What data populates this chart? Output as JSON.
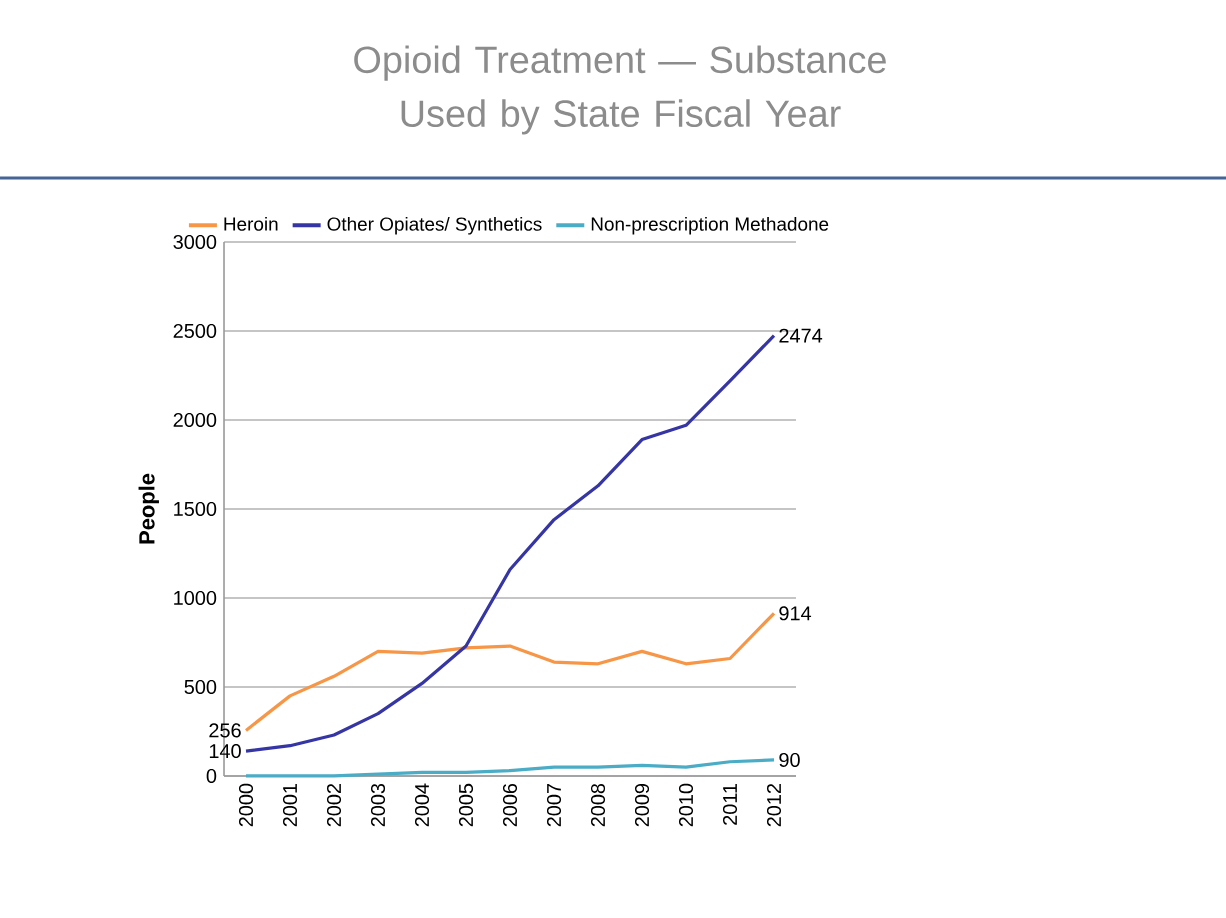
{
  "chart_data": {
    "type": "line",
    "title": "Opioid Treatment — Substance Used by State Fiscal Year",
    "ylabel": "People",
    "categories": [
      "2000",
      "2001",
      "2002",
      "2003",
      "2004",
      "2005",
      "2006",
      "2007",
      "2008",
      "2009",
      "2010",
      "2011",
      "2012"
    ],
    "series": [
      {
        "name": "Heroin",
        "color": "#f79646",
        "values": [
          256,
          450,
          560,
          700,
          690,
          720,
          730,
          640,
          630,
          700,
          630,
          660,
          914
        ],
        "value_labels": [
          "256",
          null,
          null,
          null,
          null,
          null,
          null,
          null,
          null,
          null,
          null,
          null,
          "914"
        ]
      },
      {
        "name": "Other Opiates/ Synthetics",
        "color": "#3535a5",
        "values": [
          140,
          170,
          230,
          350,
          520,
          730,
          1160,
          1440,
          1630,
          1890,
          1970,
          2220,
          2474
        ],
        "value_labels": [
          "140",
          null,
          null,
          null,
          null,
          null,
          null,
          null,
          null,
          null,
          null,
          null,
          "2474"
        ]
      },
      {
        "name": "Non-prescription Methadone",
        "color": "#4bacc6",
        "values": [
          0,
          0,
          0,
          10,
          20,
          20,
          30,
          50,
          50,
          60,
          50,
          80,
          90
        ],
        "value_labels": [
          null,
          null,
          null,
          null,
          null,
          null,
          null,
          null,
          null,
          null,
          null,
          null,
          "90"
        ]
      }
    ],
    "ylim": [
      0,
      3000
    ],
    "yticks": [
      0,
      500,
      1000,
      1500,
      2000,
      2500,
      3000
    ],
    "grid": "y",
    "legend": "top",
    "marker": "none",
    "line_style": "solid"
  }
}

→ **What you are asked to do**: Without including the pictures, reproduce all entries exactly.

→ **Exercise answer**:
What data populates this chart? Output as JSON.
{
  "chart_data": {
    "type": "line",
    "title": "Opioid Treatment — Substance Used by State Fiscal Year",
    "ylabel": "People",
    "categories": [
      "2000",
      "2001",
      "2002",
      "2003",
      "2004",
      "2005",
      "2006",
      "2007",
      "2008",
      "2009",
      "2010",
      "2011",
      "2012"
    ],
    "series": [
      {
        "name": "Heroin",
        "color": "#f79646",
        "values": [
          256,
          450,
          560,
          700,
          690,
          720,
          730,
          640,
          630,
          700,
          630,
          660,
          914
        ],
        "value_labels": [
          "256",
          null,
          null,
          null,
          null,
          null,
          null,
          null,
          null,
          null,
          null,
          null,
          "914"
        ]
      },
      {
        "name": "Other Opiates/ Synthetics",
        "color": "#3535a5",
        "values": [
          140,
          170,
          230,
          350,
          520,
          730,
          1160,
          1440,
          1630,
          1890,
          1970,
          2220,
          2474
        ],
        "value_labels": [
          "140",
          null,
          null,
          null,
          null,
          null,
          null,
          null,
          null,
          null,
          null,
          null,
          "2474"
        ]
      },
      {
        "name": "Non-prescription Methadone",
        "color": "#4bacc6",
        "values": [
          0,
          0,
          0,
          10,
          20,
          20,
          30,
          50,
          50,
          60,
          50,
          80,
          90
        ],
        "value_labels": [
          null,
          null,
          null,
          null,
          null,
          null,
          null,
          null,
          null,
          null,
          null,
          null,
          "90"
        ]
      }
    ],
    "ylim": [
      0,
      3000
    ],
    "yticks": [
      0,
      500,
      1000,
      1500,
      2000,
      2500,
      3000
    ],
    "grid": "y",
    "legend": "top",
    "marker": "none",
    "line_style": "solid"
  }
}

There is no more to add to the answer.